── MATERIAL FOR THIS TASK

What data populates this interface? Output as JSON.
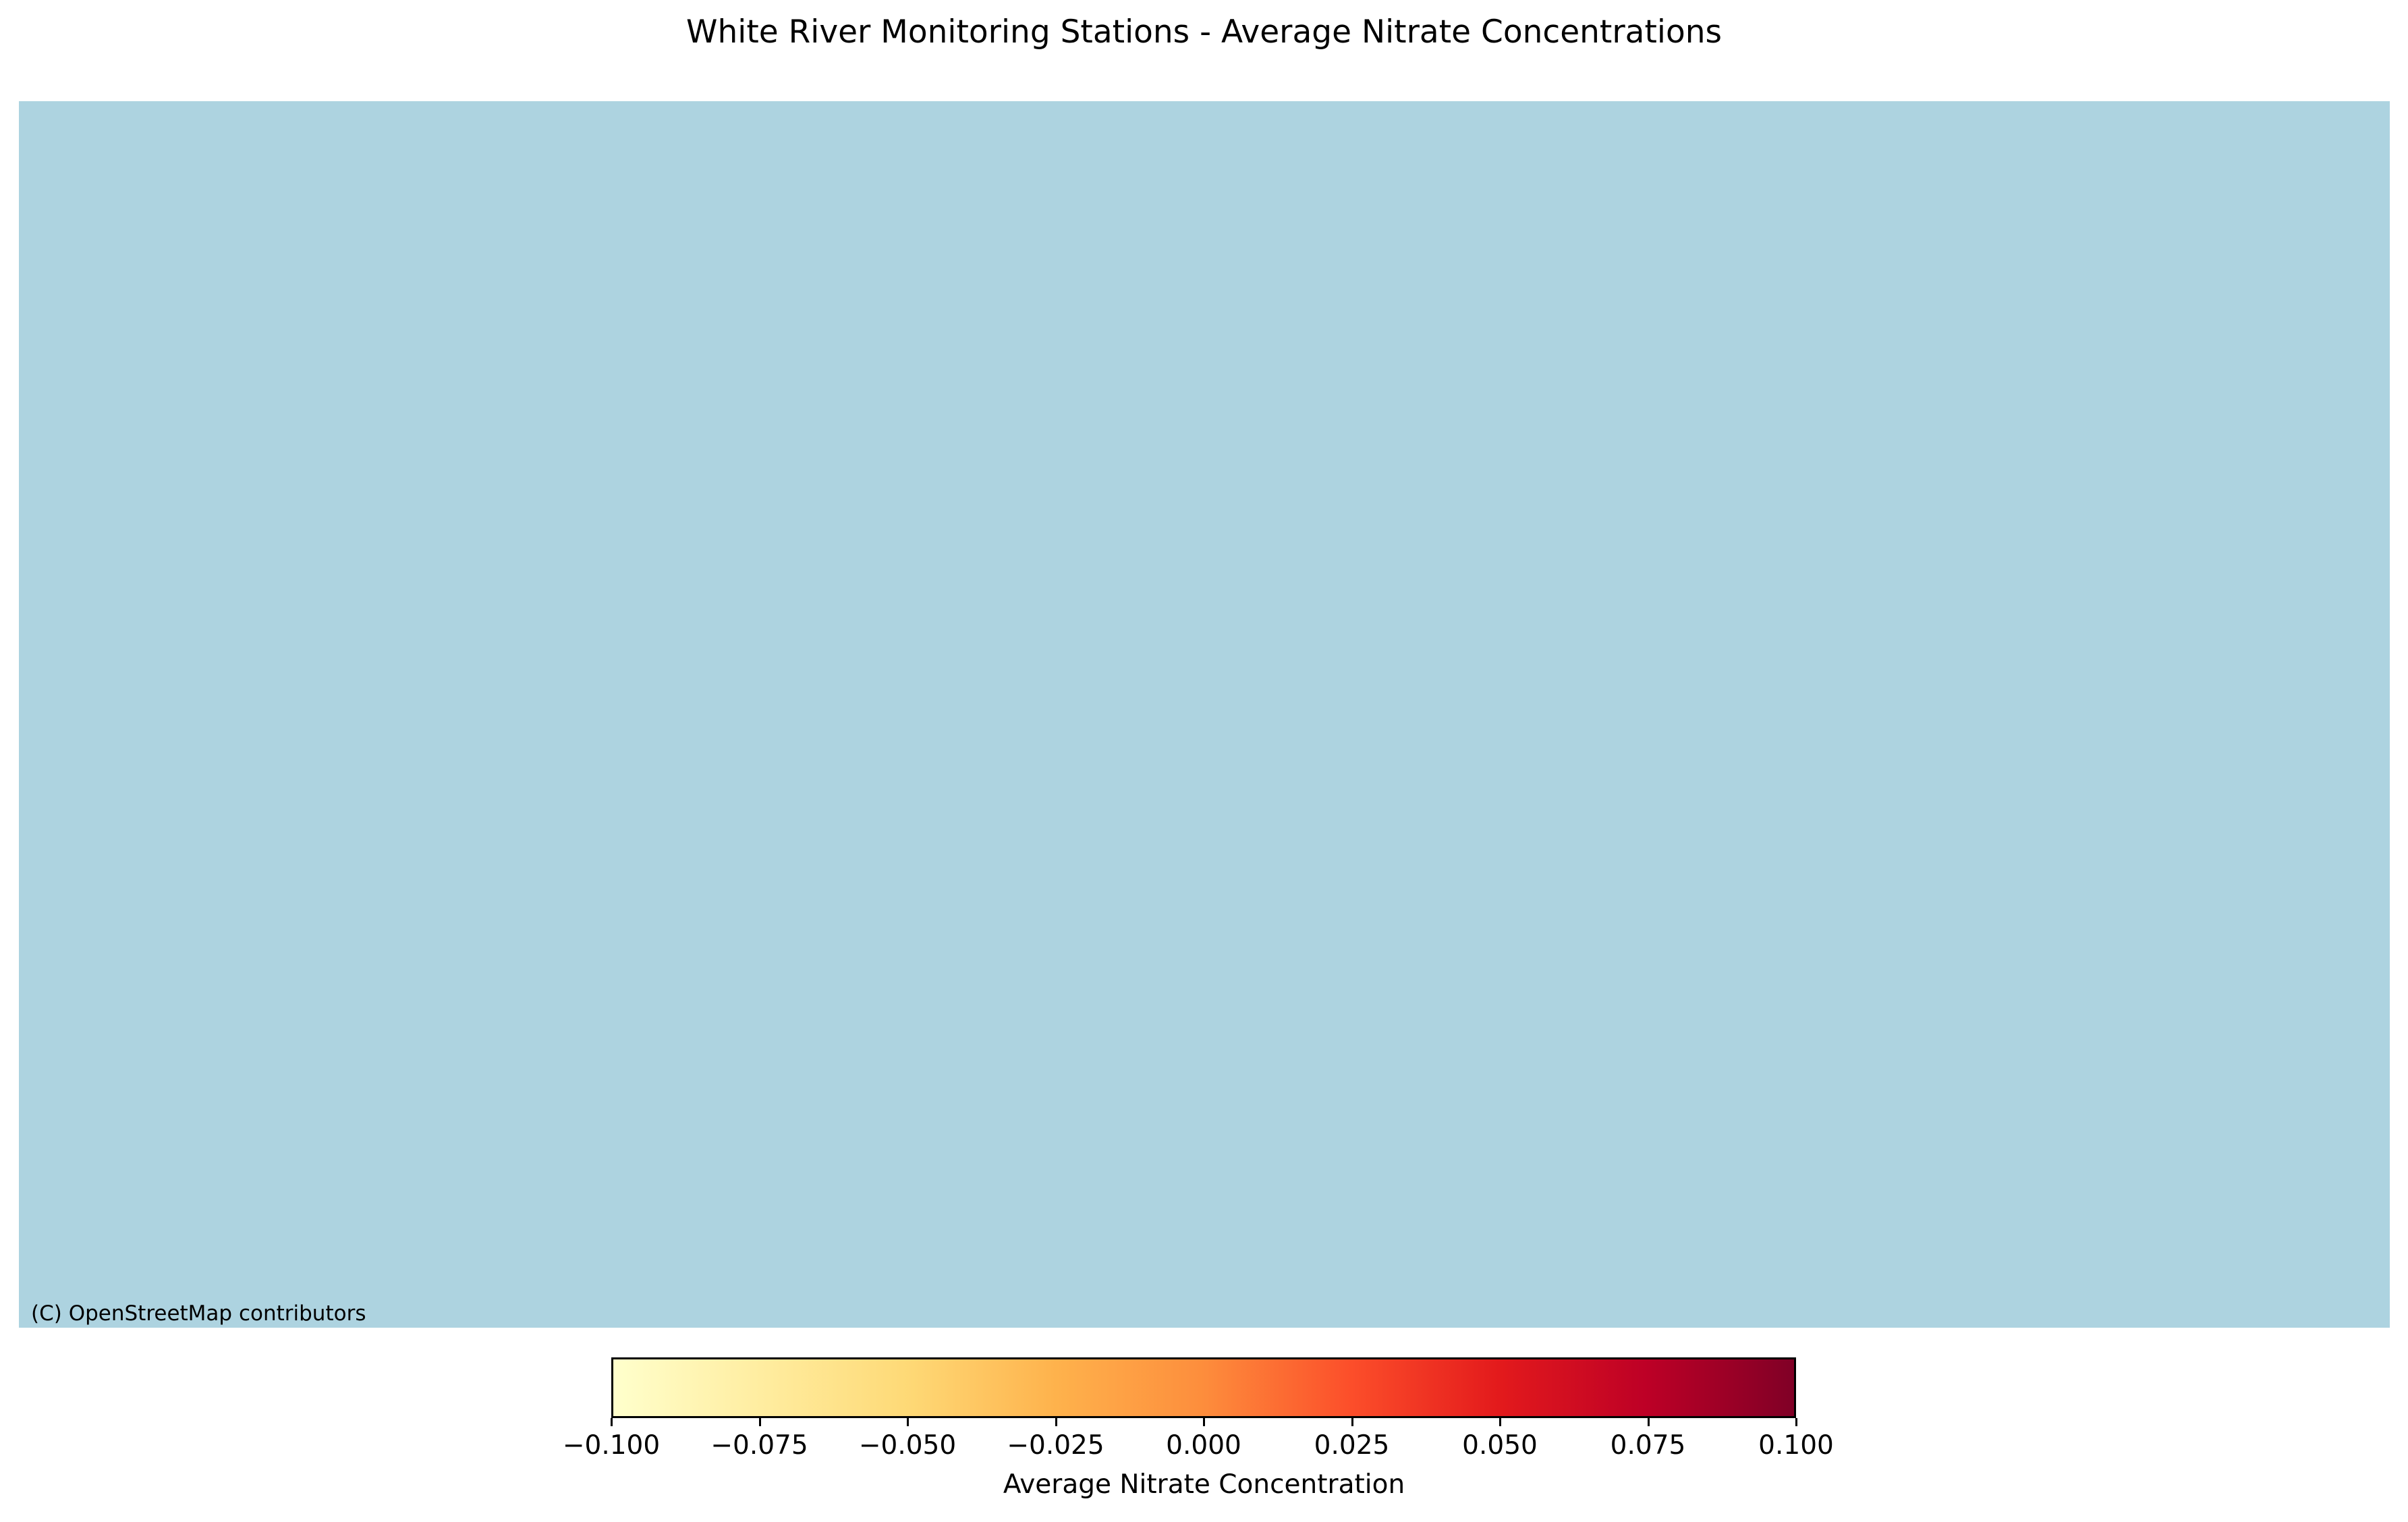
{
  "title": "White River Monitoring Stations - Average Nitrate Concentrations",
  "map": {
    "background_color": "#add3e0",
    "attribution": "(C) OpenStreetMap contributors"
  },
  "chart_data": {
    "type": "heatmap",
    "title": "White River Monitoring Stations - Average Nitrate Concentrations",
    "colorbar": {
      "label": "Average Nitrate Concentration",
      "range": [
        -0.1,
        0.1
      ],
      "colormap": "YlOrRd",
      "ticks": [
        -0.1,
        -0.075,
        -0.05,
        -0.025,
        0.0,
        0.025,
        0.05,
        0.075,
        0.1
      ],
      "tick_labels": [
        "−0.100",
        "−0.075",
        "−0.050",
        "−0.025",
        "0.000",
        "0.025",
        "0.050",
        "0.075",
        "0.100"
      ],
      "orientation": "horizontal",
      "placement": "bottom"
    },
    "stations": []
  }
}
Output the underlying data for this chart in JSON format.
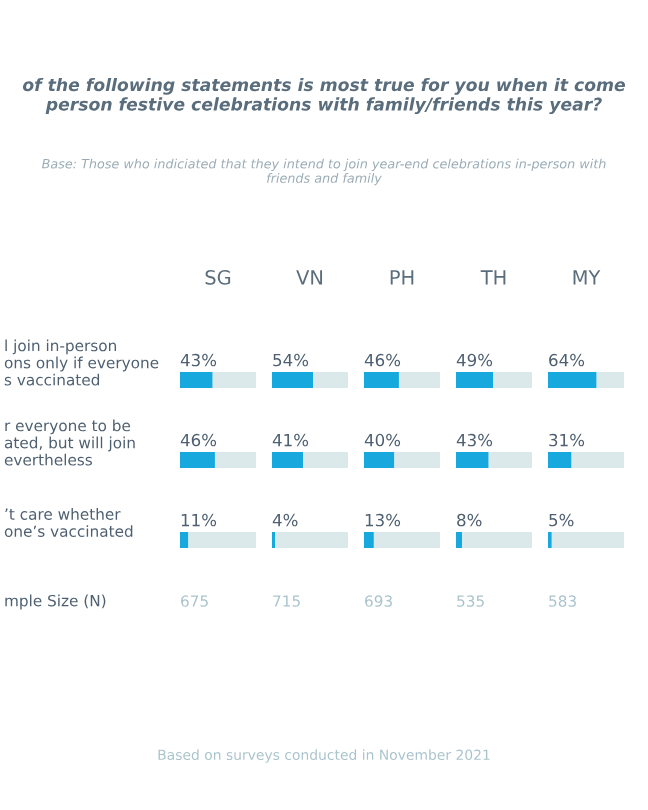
{
  "chart_data": [
    {
      "type": "other",
      "title": "of the following statements is most true for you when it come\nperson festive celebrations with family/friends this year?",
      "subtitle": "Base: Those who indiciated that they intend to join year-end celebrations in-person with\nfriends and family",
      "annotations": [
        "mple Size (N)",
        "Based on surveys conducted in November 2021"
      ]
    },
    {
      "type": "bar",
      "orientation": "horizontal",
      "stacked": true,
      "title": "SG",
      "categories": [
        "l join in-person\nons only if everyone\ns vaccinated",
        "r everyone to be\nated, but will join\nevertheless",
        "’t care whether\none’s vaccinated"
      ],
      "xlim": [
        0,
        100
      ],
      "tick_labels": "y",
      "annotations": [
        "675"
      ],
      "series": [
        {
          "color": "#17a9dd",
          "values": [
            43,
            46,
            11
          ],
          "value_labels": [
            "43%",
            "46%",
            "11%"
          ]
        },
        {
          "color": "#dce9ea",
          "values": [
            57,
            54,
            89
          ]
        }
      ]
    },
    {
      "type": "bar",
      "orientation": "horizontal",
      "stacked": true,
      "title": "VN",
      "categories": [
        null,
        null,
        null
      ],
      "xlim": [
        0,
        100
      ],
      "tick_labels": false,
      "annotations": [
        "715"
      ],
      "series": [
        {
          "color": "#17a9dd",
          "values": [
            54,
            41,
            4
          ],
          "value_labels": [
            "54%",
            "41%",
            "4%"
          ]
        },
        {
          "color": "#dce9ea",
          "values": [
            46,
            59,
            96
          ]
        }
      ]
    },
    {
      "type": "bar",
      "orientation": "horizontal",
      "stacked": true,
      "title": "PH",
      "categories": [
        null,
        null,
        null
      ],
      "xlim": [
        0,
        100
      ],
      "tick_labels": false,
      "annotations": [
        "693"
      ],
      "series": [
        {
          "color": "#17a9dd",
          "values": [
            46,
            40,
            13
          ],
          "value_labels": [
            "46%",
            "40%",
            "13%"
          ]
        },
        {
          "color": "#dce9ea",
          "values": [
            54,
            60,
            87
          ]
        }
      ]
    },
    {
      "type": "bar",
      "orientation": "horizontal",
      "stacked": true,
      "title": "TH",
      "categories": [
        null,
        null,
        null
      ],
      "xlim": [
        0,
        100
      ],
      "tick_labels": false,
      "annotations": [
        "535"
      ],
      "series": [
        {
          "color": "#17a9dd",
          "values": [
            49,
            43,
            8
          ],
          "value_labels": [
            "49%",
            "43%",
            "8%"
          ]
        },
        {
          "color": "#dce9ea",
          "values": [
            51,
            57,
            92
          ]
        }
      ]
    },
    {
      "type": "bar",
      "orientation": "horizontal",
      "stacked": true,
      "title": "MY",
      "categories": [
        null,
        null,
        null
      ],
      "xlim": [
        0,
        100
      ],
      "tick_labels": false,
      "annotations": [
        "583"
      ],
      "series": [
        {
          "color": "#17a9dd",
          "values": [
            64,
            31,
            5
          ],
          "value_labels": [
            "64%",
            "31%",
            "5%"
          ]
        },
        {
          "color": "#dce9ea",
          "values": [
            36,
            69,
            95
          ]
        }
      ]
    }
  ]
}
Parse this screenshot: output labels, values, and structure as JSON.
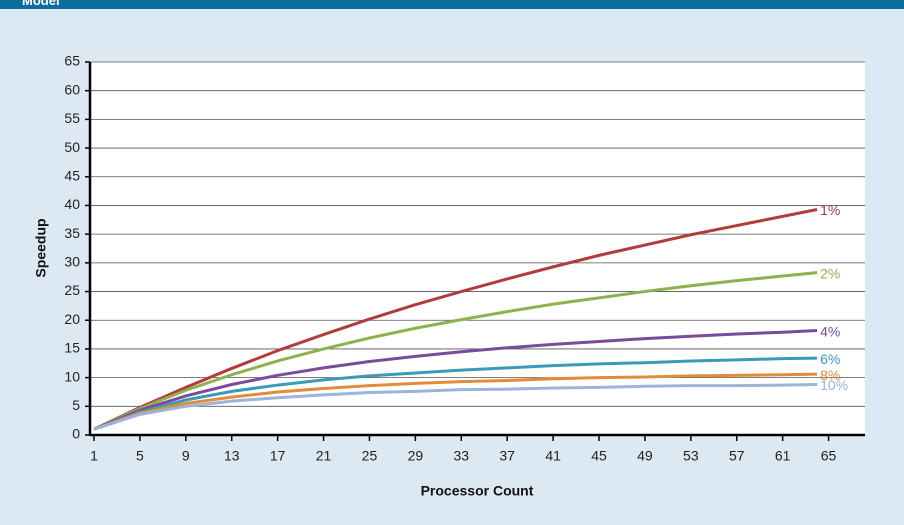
{
  "header": {
    "title": "Model"
  },
  "chart_data": {
    "type": "line",
    "x_label": "Processor Count",
    "y_label": "Speedup",
    "x": [
      1,
      5,
      9,
      13,
      17,
      21,
      25,
      29,
      33,
      37,
      41,
      45,
      49,
      53,
      57,
      61,
      64
    ],
    "series": [
      {
        "name": "1%",
        "color": "#b23b3b",
        "values": [
          1,
          4.8,
          8.3,
          11.6,
          14.7,
          17.5,
          20.2,
          22.7,
          25,
          27.2,
          29.3,
          31.3,
          33.1,
          34.9,
          36.5,
          38.1,
          39.3
        ]
      },
      {
        "name": "2%",
        "color": "#8db24c",
        "values": [
          1,
          4.6,
          7.8,
          10.5,
          12.9,
          15,
          16.9,
          18.6,
          20.1,
          21.5,
          22.8,
          23.9,
          25,
          26,
          26.9,
          27.7,
          28.3
        ]
      },
      {
        "name": "4%",
        "color": "#7a4b9b",
        "values": [
          1,
          4.3,
          6.8,
          8.8,
          10.4,
          11.7,
          12.8,
          13.7,
          14.5,
          15.2,
          15.8,
          16.3,
          16.8,
          17.2,
          17.6,
          17.9,
          18.2
        ]
      },
      {
        "name": "6%",
        "color": "#3b9bb6",
        "values": [
          1,
          4,
          6.1,
          7.6,
          8.7,
          9.6,
          10.3,
          10.8,
          11.3,
          11.7,
          12.1,
          12.4,
          12.6,
          12.9,
          13.1,
          13.3,
          13.4
        ]
      },
      {
        "name": "8%",
        "color": "#e38b3b",
        "values": [
          1,
          3.8,
          5.5,
          6.6,
          7.5,
          8.1,
          8.6,
          9,
          9.3,
          9.5,
          9.8,
          10,
          10.1,
          10.3,
          10.4,
          10.5,
          10.6
        ]
      },
      {
        "name": "10%",
        "color": "#9cb3da",
        "values": [
          1,
          3.6,
          5,
          5.9,
          6.5,
          7,
          7.4,
          7.6,
          7.9,
          8,
          8.2,
          8.3,
          8.5,
          8.6,
          8.6,
          8.7,
          8.8
        ]
      }
    ],
    "xlim": [
      1,
      68
    ],
    "ylim": [
      0,
      65
    ],
    "xticks": [
      1,
      5,
      9,
      13,
      17,
      21,
      25,
      29,
      33,
      37,
      41,
      45,
      49,
      53,
      57,
      61,
      65
    ],
    "yticks": [
      0,
      5,
      10,
      15,
      20,
      25,
      30,
      35,
      40,
      45,
      50,
      55,
      60,
      65
    ],
    "grid": true
  }
}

────

EXERCISE REQUIREMENTS: Collect from the data above every line that includes "vaccinated".

TASK SOLUTION:
        "l join in-person\nons only if everyone\ns vaccinated",
        "’t care whether\none’s vaccinated"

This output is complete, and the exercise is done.